> _Exercise brief_
Repeat, character for character, the lines of the material from its very beginning through the line containing "Bachelor's Degree xyxy=(117,178,219,188)", including both of those lines.

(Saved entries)
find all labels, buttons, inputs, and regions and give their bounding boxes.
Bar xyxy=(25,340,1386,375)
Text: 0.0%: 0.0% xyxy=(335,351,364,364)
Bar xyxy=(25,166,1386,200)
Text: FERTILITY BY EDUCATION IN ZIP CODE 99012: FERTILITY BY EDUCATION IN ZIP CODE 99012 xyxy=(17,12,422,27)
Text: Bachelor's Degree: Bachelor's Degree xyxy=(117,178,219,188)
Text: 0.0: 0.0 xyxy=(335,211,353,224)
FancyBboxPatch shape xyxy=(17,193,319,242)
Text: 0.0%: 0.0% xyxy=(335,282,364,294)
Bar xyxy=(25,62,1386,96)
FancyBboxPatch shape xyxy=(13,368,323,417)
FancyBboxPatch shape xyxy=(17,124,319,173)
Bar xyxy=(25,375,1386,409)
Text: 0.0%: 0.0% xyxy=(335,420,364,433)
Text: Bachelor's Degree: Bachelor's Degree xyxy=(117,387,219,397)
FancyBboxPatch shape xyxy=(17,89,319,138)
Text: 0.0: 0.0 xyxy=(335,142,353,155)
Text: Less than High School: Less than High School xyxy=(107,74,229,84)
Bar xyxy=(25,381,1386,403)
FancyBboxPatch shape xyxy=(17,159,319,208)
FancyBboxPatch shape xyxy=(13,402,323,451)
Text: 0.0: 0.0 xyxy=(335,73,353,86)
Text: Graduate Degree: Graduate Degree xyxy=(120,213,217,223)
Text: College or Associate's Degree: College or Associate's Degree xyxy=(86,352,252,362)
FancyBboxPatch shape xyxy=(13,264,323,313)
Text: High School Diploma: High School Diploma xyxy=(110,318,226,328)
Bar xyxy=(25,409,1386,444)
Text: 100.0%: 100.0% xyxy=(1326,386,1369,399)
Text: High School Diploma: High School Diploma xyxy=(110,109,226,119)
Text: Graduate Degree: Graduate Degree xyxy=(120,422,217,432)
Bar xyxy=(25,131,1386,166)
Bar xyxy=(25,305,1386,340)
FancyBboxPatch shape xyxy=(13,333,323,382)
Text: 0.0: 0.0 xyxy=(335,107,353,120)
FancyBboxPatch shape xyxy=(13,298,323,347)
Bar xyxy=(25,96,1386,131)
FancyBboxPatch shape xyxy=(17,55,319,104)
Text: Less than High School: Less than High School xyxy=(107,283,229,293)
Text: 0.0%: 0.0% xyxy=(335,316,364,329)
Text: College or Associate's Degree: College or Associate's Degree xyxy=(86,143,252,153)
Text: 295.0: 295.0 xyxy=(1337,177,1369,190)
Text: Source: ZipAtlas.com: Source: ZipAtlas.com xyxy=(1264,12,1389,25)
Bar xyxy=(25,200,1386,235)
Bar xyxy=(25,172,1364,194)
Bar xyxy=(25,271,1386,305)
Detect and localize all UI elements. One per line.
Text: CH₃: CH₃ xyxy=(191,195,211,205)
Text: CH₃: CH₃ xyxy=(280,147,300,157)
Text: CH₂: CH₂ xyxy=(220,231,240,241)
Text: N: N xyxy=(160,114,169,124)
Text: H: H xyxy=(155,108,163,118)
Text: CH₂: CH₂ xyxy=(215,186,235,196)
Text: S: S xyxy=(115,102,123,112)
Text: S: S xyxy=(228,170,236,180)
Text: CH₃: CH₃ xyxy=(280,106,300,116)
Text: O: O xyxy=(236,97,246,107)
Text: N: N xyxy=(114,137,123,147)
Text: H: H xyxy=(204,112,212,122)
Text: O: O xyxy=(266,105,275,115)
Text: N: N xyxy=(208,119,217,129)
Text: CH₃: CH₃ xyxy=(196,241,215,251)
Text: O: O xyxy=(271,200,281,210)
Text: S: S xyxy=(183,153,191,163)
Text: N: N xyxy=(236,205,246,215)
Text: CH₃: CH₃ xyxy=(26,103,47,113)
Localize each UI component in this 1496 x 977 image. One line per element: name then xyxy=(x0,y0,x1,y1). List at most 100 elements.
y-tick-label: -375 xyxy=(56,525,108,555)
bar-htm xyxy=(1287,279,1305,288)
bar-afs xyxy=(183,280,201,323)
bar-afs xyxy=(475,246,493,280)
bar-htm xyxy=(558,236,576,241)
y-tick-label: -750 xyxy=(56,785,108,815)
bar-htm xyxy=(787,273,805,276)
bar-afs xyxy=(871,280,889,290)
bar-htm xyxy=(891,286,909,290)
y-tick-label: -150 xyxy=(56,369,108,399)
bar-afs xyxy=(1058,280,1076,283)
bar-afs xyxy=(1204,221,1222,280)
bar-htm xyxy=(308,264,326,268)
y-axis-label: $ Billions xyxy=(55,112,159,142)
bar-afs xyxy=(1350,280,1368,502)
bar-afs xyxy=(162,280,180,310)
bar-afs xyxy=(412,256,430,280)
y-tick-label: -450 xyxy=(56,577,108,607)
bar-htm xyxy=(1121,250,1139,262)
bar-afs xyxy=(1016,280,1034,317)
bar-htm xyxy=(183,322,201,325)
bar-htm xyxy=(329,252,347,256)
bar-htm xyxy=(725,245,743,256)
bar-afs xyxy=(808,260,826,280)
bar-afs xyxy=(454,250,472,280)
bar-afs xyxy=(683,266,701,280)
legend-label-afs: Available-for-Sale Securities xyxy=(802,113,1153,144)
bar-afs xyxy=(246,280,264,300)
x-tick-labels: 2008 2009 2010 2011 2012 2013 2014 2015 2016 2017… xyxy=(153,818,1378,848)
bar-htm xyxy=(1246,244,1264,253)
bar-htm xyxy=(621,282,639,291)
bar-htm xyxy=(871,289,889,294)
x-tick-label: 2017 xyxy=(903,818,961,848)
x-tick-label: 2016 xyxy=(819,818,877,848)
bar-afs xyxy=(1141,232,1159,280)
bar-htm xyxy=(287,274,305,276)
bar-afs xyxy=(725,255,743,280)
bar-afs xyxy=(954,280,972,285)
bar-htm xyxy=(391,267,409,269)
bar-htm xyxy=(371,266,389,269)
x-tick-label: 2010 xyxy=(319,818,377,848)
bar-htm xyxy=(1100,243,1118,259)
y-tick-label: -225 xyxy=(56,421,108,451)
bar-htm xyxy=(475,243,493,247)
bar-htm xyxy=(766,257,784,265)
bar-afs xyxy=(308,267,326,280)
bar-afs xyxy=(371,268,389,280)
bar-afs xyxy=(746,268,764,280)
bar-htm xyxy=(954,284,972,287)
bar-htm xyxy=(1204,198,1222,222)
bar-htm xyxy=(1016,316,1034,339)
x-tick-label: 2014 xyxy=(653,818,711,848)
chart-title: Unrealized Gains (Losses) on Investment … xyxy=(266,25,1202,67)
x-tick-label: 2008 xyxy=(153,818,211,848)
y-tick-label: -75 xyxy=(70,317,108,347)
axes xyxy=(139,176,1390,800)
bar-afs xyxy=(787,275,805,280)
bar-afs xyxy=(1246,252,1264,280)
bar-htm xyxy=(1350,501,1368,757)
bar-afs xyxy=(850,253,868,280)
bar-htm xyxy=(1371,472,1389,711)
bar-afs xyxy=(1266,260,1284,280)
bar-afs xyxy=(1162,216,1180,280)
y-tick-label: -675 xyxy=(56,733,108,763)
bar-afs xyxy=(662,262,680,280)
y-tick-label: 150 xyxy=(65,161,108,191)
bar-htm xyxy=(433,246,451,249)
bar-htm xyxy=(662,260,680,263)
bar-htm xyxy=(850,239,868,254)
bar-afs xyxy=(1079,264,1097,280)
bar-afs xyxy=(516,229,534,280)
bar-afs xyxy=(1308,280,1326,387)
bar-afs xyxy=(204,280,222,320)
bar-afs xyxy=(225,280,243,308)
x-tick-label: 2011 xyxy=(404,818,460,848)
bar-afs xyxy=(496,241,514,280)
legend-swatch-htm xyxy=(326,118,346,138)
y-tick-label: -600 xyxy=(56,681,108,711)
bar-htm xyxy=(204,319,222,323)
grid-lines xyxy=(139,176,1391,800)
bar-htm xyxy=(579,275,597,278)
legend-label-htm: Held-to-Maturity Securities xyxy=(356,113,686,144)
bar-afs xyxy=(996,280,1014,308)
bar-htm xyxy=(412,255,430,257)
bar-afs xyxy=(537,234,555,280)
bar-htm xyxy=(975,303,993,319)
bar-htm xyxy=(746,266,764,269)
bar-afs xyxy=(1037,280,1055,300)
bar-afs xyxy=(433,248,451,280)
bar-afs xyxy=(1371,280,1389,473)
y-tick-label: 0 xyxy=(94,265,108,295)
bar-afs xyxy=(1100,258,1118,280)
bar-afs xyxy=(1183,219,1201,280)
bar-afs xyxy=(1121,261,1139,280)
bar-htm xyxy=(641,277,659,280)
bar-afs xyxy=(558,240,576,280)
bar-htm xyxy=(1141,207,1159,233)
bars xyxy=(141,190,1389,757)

> _Task output_
find all labels, buttons, inputs, and regions and give their bounding boxes.
Bar xyxy=(25,340,1386,375)
Text: 0.0%: 0.0% xyxy=(335,351,364,364)
Bar xyxy=(25,166,1386,200)
Text: FERTILITY BY EDUCATION IN ZIP CODE 99012: FERTILITY BY EDUCATION IN ZIP CODE 99012 xyxy=(17,12,422,27)
Text: Bachelor's Degree: Bachelor's Degree xyxy=(117,178,219,188)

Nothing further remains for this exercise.